DIRECTION ::
Extract all of the entries and give them again, word for word.

DATA EXCERPTS ::
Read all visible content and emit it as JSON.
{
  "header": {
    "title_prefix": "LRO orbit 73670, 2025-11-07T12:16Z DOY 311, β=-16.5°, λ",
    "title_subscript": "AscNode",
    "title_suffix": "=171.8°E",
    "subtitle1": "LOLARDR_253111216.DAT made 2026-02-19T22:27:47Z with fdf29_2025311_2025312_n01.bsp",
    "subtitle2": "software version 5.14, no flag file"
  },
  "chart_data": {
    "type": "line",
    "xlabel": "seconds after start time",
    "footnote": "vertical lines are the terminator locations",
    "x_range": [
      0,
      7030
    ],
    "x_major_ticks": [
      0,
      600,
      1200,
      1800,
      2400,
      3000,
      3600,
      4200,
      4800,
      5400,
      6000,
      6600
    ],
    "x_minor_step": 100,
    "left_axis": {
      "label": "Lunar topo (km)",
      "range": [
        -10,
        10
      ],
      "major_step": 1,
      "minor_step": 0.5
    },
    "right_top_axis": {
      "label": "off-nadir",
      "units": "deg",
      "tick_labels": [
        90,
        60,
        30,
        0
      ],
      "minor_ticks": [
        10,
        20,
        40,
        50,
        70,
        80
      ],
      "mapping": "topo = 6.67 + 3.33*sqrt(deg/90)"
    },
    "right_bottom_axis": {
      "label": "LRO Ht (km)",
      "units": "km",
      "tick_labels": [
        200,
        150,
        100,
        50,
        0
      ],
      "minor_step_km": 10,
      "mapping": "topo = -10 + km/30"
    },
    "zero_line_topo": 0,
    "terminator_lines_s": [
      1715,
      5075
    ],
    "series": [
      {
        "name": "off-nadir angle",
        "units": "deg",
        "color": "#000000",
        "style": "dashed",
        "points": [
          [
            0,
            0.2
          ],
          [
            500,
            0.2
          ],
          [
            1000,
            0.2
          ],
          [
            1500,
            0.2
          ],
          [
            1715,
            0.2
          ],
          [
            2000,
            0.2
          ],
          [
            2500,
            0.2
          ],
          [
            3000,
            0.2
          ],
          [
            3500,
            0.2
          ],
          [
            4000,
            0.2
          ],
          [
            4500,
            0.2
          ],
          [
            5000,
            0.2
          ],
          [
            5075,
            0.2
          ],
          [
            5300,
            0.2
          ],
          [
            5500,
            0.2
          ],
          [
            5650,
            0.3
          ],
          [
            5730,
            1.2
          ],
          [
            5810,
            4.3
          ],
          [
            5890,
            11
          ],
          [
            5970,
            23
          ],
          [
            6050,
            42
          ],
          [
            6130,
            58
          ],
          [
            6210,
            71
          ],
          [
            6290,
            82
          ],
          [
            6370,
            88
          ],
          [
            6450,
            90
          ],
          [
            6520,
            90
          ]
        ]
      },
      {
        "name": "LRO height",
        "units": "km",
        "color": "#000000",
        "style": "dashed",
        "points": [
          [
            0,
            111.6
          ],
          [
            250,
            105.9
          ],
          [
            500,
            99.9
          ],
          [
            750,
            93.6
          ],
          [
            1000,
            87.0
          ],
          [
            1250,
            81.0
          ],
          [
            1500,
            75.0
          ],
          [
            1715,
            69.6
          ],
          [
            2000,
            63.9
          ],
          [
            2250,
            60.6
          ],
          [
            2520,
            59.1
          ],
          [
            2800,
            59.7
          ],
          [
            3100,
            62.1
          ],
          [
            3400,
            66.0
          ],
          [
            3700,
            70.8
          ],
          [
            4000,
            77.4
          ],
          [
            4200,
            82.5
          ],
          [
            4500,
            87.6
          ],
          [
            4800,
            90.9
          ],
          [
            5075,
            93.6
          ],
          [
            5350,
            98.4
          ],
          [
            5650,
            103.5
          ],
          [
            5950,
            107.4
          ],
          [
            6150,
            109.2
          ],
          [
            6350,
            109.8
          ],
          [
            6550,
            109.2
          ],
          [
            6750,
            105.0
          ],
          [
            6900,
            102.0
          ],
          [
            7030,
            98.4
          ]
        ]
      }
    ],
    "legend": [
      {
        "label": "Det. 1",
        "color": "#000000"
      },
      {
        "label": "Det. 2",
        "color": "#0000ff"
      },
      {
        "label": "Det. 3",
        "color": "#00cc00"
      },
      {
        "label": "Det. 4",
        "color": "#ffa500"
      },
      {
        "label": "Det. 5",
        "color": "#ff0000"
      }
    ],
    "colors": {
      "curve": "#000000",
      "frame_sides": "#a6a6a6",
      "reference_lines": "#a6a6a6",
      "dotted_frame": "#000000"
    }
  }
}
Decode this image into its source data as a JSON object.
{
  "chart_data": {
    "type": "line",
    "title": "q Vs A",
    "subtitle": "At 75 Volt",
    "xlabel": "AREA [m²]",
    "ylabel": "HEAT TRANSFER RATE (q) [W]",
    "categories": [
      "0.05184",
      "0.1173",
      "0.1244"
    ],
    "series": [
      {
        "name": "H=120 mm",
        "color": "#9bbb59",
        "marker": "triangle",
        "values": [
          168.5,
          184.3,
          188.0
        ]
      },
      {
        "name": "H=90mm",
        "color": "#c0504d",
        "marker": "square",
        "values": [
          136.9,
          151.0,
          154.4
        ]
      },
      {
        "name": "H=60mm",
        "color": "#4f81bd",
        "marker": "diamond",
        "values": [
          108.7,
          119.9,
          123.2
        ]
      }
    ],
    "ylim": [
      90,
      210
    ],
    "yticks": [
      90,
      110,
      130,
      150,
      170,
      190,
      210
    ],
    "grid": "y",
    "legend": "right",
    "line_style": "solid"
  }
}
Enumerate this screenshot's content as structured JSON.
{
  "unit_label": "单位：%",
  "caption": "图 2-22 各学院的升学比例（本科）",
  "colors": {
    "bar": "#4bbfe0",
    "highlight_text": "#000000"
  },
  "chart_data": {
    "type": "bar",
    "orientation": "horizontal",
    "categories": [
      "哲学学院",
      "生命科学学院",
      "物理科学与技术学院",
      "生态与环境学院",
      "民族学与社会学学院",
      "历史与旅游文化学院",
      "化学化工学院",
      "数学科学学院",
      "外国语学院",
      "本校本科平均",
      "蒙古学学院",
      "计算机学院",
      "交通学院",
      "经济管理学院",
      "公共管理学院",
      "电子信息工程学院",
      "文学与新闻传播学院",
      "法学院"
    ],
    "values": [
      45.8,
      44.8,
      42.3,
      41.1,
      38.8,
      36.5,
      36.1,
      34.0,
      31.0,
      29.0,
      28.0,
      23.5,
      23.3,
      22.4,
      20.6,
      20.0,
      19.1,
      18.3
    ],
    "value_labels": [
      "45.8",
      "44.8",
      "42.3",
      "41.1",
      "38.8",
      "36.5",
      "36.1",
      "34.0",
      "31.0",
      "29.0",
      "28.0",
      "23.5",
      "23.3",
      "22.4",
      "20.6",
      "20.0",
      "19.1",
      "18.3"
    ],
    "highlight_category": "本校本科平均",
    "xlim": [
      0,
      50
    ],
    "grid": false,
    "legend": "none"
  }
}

EXERCISE SOLUTION ::
Read all visible content and emit it as JSON.
{
  "header": {
    "title_prefix": "LRO orbit 73670, 2025-11-07T12:16Z DOY 311, β=-16.5°, λ",
    "title_subscript": "AscNode",
    "title_suffix": "=171.8°E",
    "subtitle1": "LOLARDR_253111216.DAT made 2026-02-19T22:27:47Z with fdf29_2025311_2025312_n01.bsp",
    "subtitle2": "software version 5.14, no flag file"
  },
  "chart_data": {
    "type": "line",
    "xlabel": "seconds after start time",
    "footnote": "vertical lines are the terminator locations",
    "x_range": [
      0,
      7030
    ],
    "x_major_ticks": [
      0,
      600,
      1200,
      1800,
      2400,
      3000,
      3600,
      4200,
      4800,
      5400,
      6000,
      6600
    ],
    "x_minor_step": 100,
    "left_axis": {
      "label": "Lunar topo (km)",
      "range": [
        -10,
        10
      ],
      "major_step": 1,
      "minor_step": 0.5
    },
    "right_top_axis": {
      "label": "off-nadir",
      "units": "deg",
      "tick_labels": [
        90,
        60,
        30,
        0
      ],
      "minor_ticks": [
        10,
        20,
        40,
        50,
        70,
        80
      ],
      "mapping": "topo = 6.67 + 3.33*sqrt(deg/90)"
    },
    "right_bottom_axis": {
      "label": "LRO Ht (km)",
      "units": "km",
      "tick_labels": [
        200,
        150,
        100,
        50,
        0
      ],
      "minor_step_km": 10,
      "mapping": "topo = -10 + km/30"
    },
    "zero_line_topo": 0,
    "terminator_lines_s": [
      1715,
      5075
    ],
    "series": [
      {
        "name": "off-nadir angle",
        "units": "deg",
        "color": "#000000",
        "style": "dashed",
        "points": [
          [
            0,
            0.2
          ],
          [
            500,
            0.2
          ],
          [
            1000,
            0.2
          ],
          [
            1500,
            0.2
          ],
          [
            1715,
            0.2
          ],
          [
            2000,
            0.2
          ],
          [
            2500,
            0.2
          ],
          [
            3000,
            0.2
          ],
          [
            3500,
            0.2
          ],
          [
            4000,
            0.2
          ],
          [
            4500,
            0.2
          ],
          [
            5000,
            0.2
          ],
          [
            5075,
            0.2
          ],
          [
            5300,
            0.2
          ],
          [
            5500,
            0.2
          ],
          [
            5650,
            0.3
          ],
          [
            5730,
            1.2
          ],
          [
            5810,
            4.3
          ],
          [
            5890,
            11
          ],
          [
            5970,
            23
          ],
          [
            6050,
            42
          ],
          [
            6130,
            58
          ],
          [
            6210,
            71
          ],
          [
            6290,
            82
          ],
          [
            6370,
            88
          ],
          [
            6450,
            90
          ],
          [
            6520,
            90
          ]
        ]
      },
      {
        "name": "LRO height",
        "units": "km",
        "color": "#000000",
        "style": "dashed",
        "points": [
          [
            0,
            111.6
          ],
          [
            250,
            105.9
          ],
          [
            500,
            99.9
          ],
          [
            750,
            93.6
          ],
          [
            1000,
            87.0
          ],
          [
            1250,
            81.0
          ],
          [
            1500,
            75.0
          ],
          [
            1715,
            69.6
          ],
          [
            2000,
            63.9
          ],
          [
            2250,
            60.6
          ],
          [
            2520,
            59.1
          ],
          [
            2800,
            59.7
          ],
          [
            3100,
            62.1
          ],
          [
            3400,
            66.0
          ],
          [
            3700,
            70.8
          ],
          [
            4000,
            77.4
          ],
          [
            4200,
            82.5
          ],
          [
            4500,
            87.6
          ],
          [
            4800,
            90.9
          ],
          [
            5075,
            93.6
          ],
          [
            5350,
            98.4
          ],
          [
            5650,
            103.5
          ],
          [
            5950,
            107.4
          ],
          [
            6150,
            109.2
          ],
          [
            6350,
            109.8
          ],
          [
            6550,
            109.2
          ],
          [
            6750,
            105.0
          ],
          [
            6900,
            102.0
          ],
          [
            7030,
            98.4
          ]
        ]
      }
    ],
    "legend": [
      {
        "label": "Det. 1",
        "color": "#000000"
      },
      {
        "label": "Det. 2",
        "color": "#0000ff"
      },
      {
        "label": "Det. 3",
        "color": "#00cc00"
      },
      {
        "label": "Det. 4",
        "color": "#ffa500"
      },
      {
        "label": "Det. 5",
        "color": "#ff0000"
      }
    ],
    "colors": {
      "curve": "#000000",
      "frame_sides": "#a6a6a6",
      "reference_lines": "#a6a6a6",
      "dotted_frame": "#000000"
    }
  }
}
Decode this image into its source data as a JSON object.
{
  "chart_data": {
    "type": "line",
    "title": "q Vs A",
    "subtitle": "At 75 Volt",
    "xlabel": "AREA [m²]",
    "ylabel": "HEAT TRANSFER RATE (q) [W]",
    "categories": [
      "0.05184",
      "0.1173",
      "0.1244"
    ],
    "series": [
      {
        "name": "H=120 mm",
        "color": "#9bbb59",
        "marker": "triangle",
        "values": [
          168.5,
          184.3,
          188.0
        ]
      },
      {
        "name": "H=90mm",
        "color": "#c0504d",
        "marker": "square",
        "values": [
          136.9,
          151.0,
          154.4
        ]
      },
      {
        "name": "H=60mm",
        "color": "#4f81bd",
        "marker": "diamond",
        "values": [
          108.7,
          119.9,
          123.2
        ]
      }
    ],
    "ylim": [
      90,
      210
    ],
    "yticks": [
      90,
      110,
      130,
      150,
      170,
      190,
      210
    ],
    "grid": "y",
    "legend": "right",
    "line_style": "solid"
  }
}
Enumerate this screenshot's content as structured JSON.
{
  "unit_label": "单位：%",
  "caption": "图 2-22 各学院的升学比例（本科）",
  "colors": {
    "bar": "#4bbfe0",
    "highlight_text": "#000000"
  },
  "chart_data": {
    "type": "bar",
    "orientation": "horizontal",
    "categories": [
      "哲学学院",
      "生命科学学院",
      "物理科学与技术学院",
      "生态与环境学院",
      "民族学与社会学学院",
      "历史与旅游文化学院",
      "化学化工学院",
      "数学科学学院",
      "外国语学院",
      "本校本科平均",
      "蒙古学学院",
      "计算机学院",
      "交通学院",
      "经济管理学院",
      "公共管理学院",
      "电子信息工程学院",
      "文学与新闻传播学院",
      "法学院"
    ],
    "values": [
      45.8,
      44.8,
      42.3,
      41.1,
      38.8,
      36.5,
      36.1,
      34.0,
      31.0,
      29.0,
      28.0,
      23.5,
      23.3,
      22.4,
      20.6,
      20.0,
      19.1,
      18.3
    ],
    "value_labels": [
      "45.8",
      "44.8",
      "42.3",
      "41.1",
      "38.8",
      "36.5",
      "36.1",
      "34.0",
      "31.0",
      "29.0",
      "28.0",
      "23.5",
      "23.3",
      "22.4",
      "20.6",
      "20.0",
      "19.1",
      "18.3"
    ],
    "highlight_category": "本校本科平均",
    "xlim": [
      0,
      50
    ],
    "grid": false,
    "legend": "none"
  }
}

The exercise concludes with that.